## What to do
Calculate how many lines in the following records hold the word "style", and report that number without comment.

☆ ☆ ☆ ☆ ☆

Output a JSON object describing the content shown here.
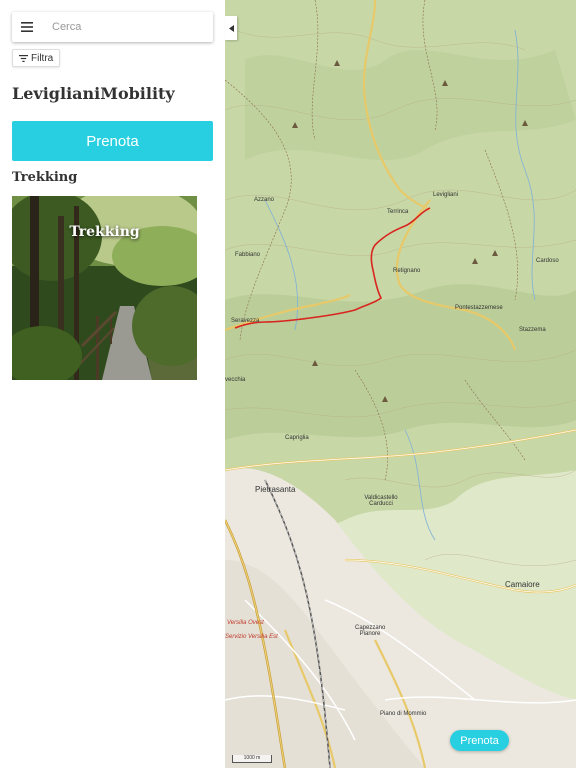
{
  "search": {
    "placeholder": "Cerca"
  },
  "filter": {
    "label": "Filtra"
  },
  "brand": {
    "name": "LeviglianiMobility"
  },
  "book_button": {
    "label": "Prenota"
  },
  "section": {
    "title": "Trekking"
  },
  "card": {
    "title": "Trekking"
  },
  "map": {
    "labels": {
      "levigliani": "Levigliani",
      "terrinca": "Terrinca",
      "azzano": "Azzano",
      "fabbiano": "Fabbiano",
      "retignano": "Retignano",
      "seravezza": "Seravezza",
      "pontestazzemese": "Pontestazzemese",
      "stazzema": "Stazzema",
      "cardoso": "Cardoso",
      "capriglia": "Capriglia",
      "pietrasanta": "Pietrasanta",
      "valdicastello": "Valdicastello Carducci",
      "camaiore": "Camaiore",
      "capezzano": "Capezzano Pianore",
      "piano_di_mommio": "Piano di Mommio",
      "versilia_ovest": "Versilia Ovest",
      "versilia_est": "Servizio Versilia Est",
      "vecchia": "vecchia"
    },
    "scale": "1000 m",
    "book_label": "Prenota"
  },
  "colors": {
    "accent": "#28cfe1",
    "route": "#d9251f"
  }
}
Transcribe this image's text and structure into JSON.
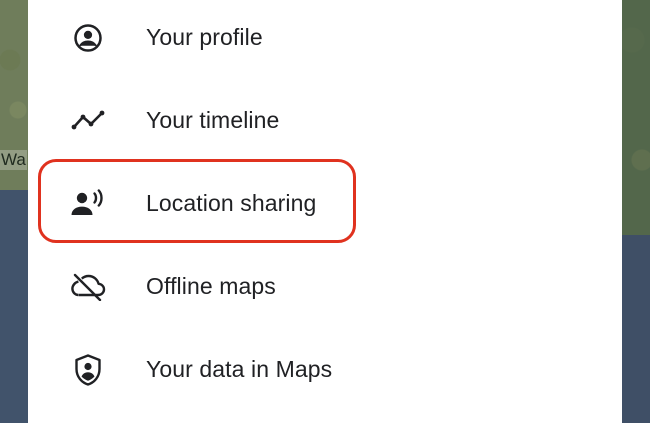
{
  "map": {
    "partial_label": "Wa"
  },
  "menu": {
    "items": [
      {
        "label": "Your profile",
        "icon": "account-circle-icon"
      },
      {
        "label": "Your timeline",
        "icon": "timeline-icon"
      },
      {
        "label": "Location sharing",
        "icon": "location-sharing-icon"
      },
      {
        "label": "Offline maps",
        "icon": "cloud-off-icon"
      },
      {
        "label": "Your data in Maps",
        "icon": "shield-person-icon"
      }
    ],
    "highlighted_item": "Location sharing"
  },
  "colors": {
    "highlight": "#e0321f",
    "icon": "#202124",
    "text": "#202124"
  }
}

☆ ☆ ☆ ☆ ☆

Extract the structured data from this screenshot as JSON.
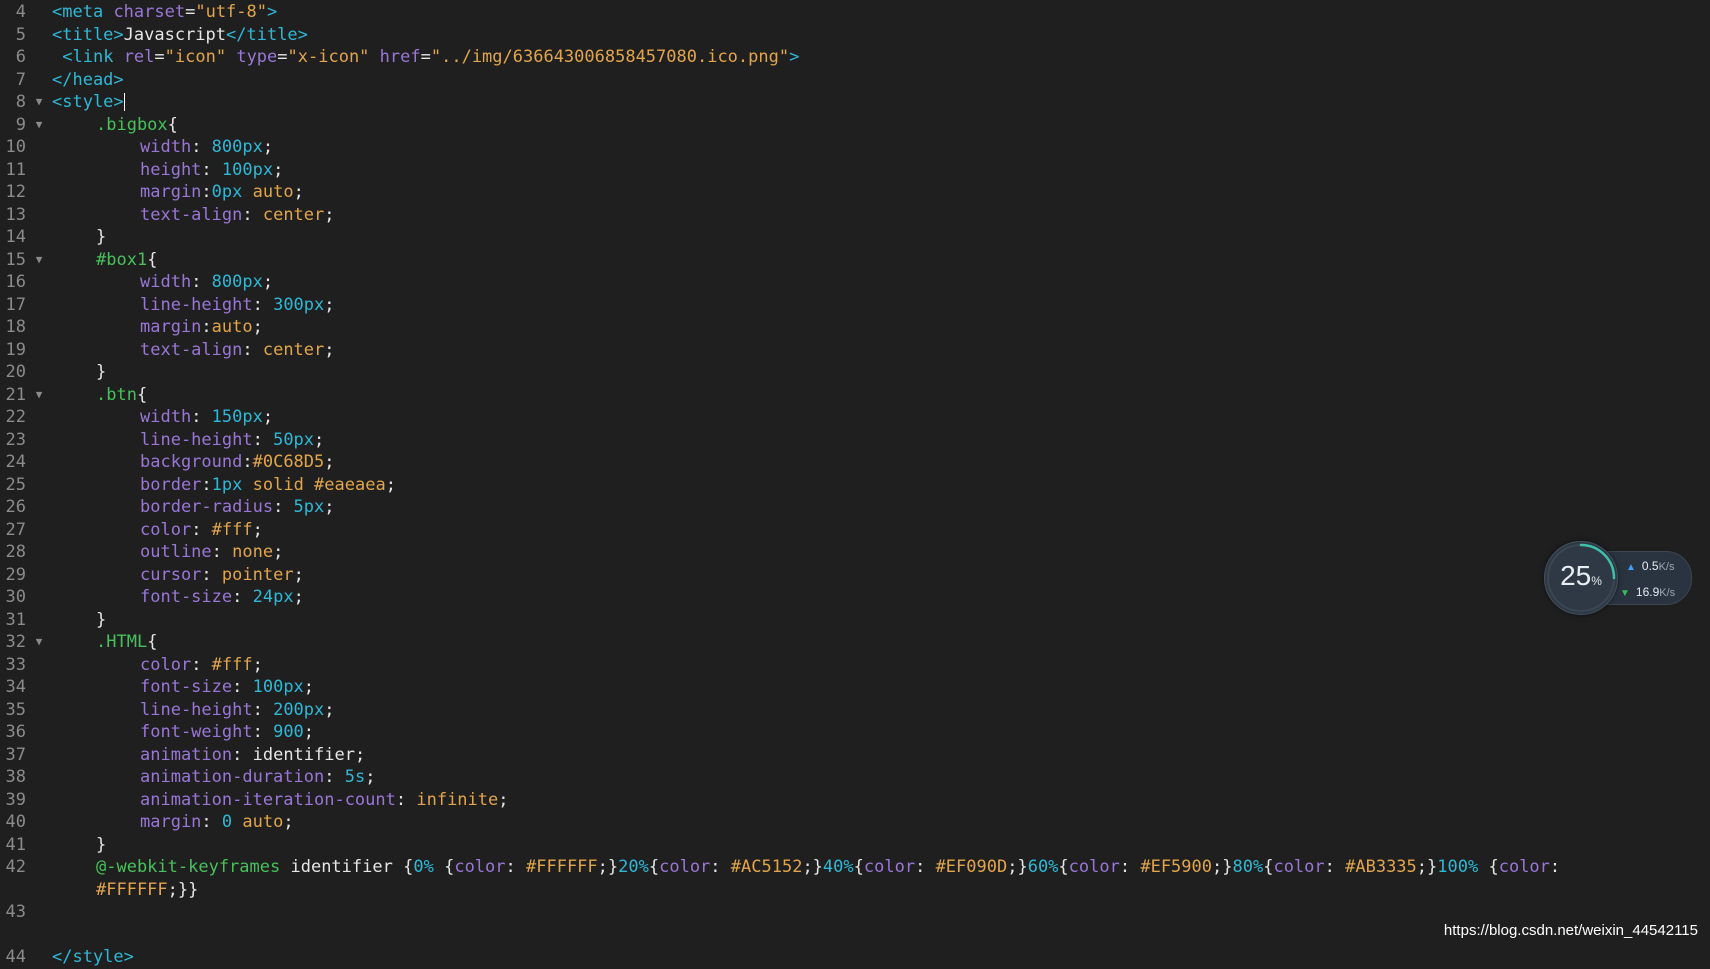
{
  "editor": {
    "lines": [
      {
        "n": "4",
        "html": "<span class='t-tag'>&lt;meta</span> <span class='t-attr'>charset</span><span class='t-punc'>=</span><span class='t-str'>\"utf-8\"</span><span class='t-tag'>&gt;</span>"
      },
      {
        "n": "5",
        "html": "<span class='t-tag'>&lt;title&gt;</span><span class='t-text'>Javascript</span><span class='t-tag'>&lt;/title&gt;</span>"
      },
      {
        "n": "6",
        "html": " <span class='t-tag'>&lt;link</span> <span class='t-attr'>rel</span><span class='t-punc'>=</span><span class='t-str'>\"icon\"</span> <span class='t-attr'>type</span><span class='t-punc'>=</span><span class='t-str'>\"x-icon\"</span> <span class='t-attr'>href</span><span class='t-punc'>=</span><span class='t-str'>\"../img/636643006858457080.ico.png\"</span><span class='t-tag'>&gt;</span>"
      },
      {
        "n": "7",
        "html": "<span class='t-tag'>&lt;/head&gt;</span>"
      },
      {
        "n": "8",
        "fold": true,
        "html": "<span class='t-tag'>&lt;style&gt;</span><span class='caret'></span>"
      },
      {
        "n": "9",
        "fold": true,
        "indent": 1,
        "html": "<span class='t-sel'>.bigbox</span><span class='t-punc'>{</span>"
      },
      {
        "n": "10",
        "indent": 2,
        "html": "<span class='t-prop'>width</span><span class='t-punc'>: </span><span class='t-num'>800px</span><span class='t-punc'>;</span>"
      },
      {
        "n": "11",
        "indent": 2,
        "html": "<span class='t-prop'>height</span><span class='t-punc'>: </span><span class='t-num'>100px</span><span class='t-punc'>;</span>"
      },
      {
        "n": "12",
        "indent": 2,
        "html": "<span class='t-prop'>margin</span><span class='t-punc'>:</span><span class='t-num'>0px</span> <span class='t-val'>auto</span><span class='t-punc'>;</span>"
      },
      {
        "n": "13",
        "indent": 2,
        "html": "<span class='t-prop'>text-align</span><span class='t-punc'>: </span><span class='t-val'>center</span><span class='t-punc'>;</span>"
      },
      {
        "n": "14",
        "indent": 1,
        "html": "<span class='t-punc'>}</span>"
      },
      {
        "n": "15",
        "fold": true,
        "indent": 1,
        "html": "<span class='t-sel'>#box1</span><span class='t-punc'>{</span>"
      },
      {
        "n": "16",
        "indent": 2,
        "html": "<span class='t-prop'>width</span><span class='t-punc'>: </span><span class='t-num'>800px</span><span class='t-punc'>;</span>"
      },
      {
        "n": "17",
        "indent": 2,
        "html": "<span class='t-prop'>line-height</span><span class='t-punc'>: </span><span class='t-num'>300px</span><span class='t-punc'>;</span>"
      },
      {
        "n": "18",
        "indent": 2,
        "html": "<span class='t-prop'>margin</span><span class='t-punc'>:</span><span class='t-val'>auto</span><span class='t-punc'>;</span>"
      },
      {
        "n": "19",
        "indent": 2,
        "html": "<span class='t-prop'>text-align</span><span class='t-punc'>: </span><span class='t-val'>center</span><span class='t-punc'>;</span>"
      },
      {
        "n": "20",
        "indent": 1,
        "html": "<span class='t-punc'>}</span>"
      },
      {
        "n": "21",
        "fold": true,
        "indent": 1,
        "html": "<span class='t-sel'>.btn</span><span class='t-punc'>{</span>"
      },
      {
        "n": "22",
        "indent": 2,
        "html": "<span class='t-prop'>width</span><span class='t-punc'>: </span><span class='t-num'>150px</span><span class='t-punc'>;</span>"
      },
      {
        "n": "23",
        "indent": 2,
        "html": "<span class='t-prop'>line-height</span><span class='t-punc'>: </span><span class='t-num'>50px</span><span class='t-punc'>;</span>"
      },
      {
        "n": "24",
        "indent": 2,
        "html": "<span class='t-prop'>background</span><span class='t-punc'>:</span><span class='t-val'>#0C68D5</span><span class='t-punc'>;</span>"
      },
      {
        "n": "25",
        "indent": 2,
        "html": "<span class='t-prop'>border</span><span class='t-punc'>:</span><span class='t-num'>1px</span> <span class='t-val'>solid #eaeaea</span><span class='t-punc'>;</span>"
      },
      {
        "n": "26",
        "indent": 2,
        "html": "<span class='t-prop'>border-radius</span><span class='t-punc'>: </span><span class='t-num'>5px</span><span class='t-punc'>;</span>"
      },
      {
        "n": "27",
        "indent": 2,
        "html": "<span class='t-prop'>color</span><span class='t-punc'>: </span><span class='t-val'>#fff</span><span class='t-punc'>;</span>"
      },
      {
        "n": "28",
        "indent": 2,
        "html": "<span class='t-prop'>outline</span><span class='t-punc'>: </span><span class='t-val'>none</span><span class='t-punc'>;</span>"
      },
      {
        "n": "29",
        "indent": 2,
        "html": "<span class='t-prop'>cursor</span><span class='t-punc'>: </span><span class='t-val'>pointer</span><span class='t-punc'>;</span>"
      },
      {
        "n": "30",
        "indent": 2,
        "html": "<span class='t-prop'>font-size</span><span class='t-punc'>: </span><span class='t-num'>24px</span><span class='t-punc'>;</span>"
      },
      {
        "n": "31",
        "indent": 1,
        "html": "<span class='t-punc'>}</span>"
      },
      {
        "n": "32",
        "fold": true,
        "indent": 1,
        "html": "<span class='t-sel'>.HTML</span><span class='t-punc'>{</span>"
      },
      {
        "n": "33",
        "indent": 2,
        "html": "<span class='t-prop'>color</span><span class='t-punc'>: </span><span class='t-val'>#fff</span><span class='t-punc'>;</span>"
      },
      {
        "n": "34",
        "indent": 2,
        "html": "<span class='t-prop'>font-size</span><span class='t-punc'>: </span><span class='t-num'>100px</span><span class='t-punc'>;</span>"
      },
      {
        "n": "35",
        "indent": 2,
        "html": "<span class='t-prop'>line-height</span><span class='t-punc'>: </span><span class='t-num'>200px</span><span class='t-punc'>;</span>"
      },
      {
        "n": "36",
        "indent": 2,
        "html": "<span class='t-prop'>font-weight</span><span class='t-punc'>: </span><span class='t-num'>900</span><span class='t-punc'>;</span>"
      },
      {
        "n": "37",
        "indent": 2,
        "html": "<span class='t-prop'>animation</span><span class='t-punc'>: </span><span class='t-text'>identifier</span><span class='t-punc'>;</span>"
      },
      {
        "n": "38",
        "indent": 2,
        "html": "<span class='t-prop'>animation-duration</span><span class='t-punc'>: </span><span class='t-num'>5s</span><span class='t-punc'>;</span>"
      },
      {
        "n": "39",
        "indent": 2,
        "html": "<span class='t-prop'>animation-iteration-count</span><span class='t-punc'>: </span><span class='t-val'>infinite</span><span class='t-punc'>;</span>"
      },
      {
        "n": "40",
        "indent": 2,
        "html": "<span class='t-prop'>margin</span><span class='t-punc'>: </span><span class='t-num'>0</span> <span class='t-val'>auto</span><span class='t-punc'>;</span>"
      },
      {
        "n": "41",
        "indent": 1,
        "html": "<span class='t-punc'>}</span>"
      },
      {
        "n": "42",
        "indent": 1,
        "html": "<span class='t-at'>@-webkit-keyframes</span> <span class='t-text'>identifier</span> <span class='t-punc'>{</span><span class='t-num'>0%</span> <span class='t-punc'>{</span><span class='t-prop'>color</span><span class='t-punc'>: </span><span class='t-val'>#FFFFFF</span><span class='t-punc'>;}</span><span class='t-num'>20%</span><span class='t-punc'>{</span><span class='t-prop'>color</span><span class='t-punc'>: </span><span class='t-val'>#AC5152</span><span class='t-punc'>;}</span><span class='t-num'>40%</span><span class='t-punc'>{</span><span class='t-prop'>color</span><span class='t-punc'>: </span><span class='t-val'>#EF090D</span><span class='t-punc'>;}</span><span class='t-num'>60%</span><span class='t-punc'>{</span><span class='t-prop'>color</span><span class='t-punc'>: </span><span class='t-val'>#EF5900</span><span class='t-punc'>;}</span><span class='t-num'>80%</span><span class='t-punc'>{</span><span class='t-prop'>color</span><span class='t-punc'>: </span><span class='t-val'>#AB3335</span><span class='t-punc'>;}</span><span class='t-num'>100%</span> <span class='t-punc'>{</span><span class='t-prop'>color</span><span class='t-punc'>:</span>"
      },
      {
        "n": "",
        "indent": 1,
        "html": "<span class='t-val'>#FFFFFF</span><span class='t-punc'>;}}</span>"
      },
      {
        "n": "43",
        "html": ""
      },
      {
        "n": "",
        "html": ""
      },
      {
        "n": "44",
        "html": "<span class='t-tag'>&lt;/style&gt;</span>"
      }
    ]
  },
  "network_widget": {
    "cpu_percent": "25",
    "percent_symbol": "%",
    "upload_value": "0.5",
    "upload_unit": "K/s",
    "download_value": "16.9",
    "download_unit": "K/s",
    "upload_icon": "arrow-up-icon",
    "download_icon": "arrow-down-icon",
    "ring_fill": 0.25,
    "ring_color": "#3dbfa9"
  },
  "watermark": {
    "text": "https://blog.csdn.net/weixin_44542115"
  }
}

☆ ☆ ☆ ☆ ☆

## Answer in full
2